Stored data entries
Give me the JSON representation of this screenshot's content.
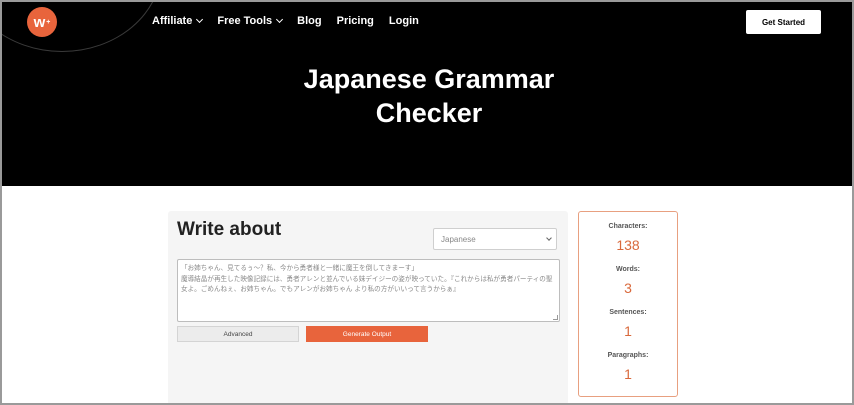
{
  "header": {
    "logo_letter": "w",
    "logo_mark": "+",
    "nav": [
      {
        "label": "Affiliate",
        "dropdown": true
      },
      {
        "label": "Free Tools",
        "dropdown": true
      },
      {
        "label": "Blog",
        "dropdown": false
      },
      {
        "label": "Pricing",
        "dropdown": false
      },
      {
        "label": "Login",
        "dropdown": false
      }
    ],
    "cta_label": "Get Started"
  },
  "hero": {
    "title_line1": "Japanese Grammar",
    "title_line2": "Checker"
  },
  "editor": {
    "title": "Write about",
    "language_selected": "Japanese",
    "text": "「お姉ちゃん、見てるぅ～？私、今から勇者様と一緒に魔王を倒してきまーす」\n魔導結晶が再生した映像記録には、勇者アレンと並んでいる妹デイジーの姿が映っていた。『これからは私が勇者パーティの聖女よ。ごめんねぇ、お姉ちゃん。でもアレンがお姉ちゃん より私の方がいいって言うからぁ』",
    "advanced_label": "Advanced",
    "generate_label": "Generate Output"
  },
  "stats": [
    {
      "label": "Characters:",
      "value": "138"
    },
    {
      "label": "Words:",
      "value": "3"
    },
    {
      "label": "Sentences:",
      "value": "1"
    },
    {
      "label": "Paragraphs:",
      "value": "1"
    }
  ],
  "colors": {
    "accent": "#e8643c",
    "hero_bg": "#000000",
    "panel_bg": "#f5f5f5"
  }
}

▸ **STATED PROBLEM**
Copy out the data above exactly, except the pictures.

▸ **WRITTEN SOLUTION**
Give me the JSON representation of this screenshot's content.
{
  "header": {
    "logo_letter": "w",
    "logo_mark": "+",
    "nav": [
      {
        "label": "Affiliate",
        "dropdown": true
      },
      {
        "label": "Free Tools",
        "dropdown": true
      },
      {
        "label": "Blog",
        "dropdown": false
      },
      {
        "label": "Pricing",
        "dropdown": false
      },
      {
        "label": "Login",
        "dropdown": false
      }
    ],
    "cta_label": "Get Started"
  },
  "hero": {
    "title_line1": "Japanese Grammar",
    "title_line2": "Checker"
  },
  "editor": {
    "title": "Write about",
    "language_selected": "Japanese",
    "text": "「お姉ちゃん、見てるぅ～？私、今から勇者様と一緒に魔王を倒してきまーす」\n魔導結晶が再生した映像記録には、勇者アレンと並んでいる妹デイジーの姿が映っていた。『これからは私が勇者パーティの聖女よ。ごめんねぇ、お姉ちゃん。でもアレンがお姉ちゃん より私の方がいいって言うからぁ』",
    "advanced_label": "Advanced",
    "generate_label": "Generate Output"
  },
  "stats": [
    {
      "label": "Characters:",
      "value": "138"
    },
    {
      "label": "Words:",
      "value": "3"
    },
    {
      "label": "Sentences:",
      "value": "1"
    },
    {
      "label": "Paragraphs:",
      "value": "1"
    }
  ],
  "colors": {
    "accent": "#e8643c",
    "hero_bg": "#000000",
    "panel_bg": "#f5f5f5"
  }
}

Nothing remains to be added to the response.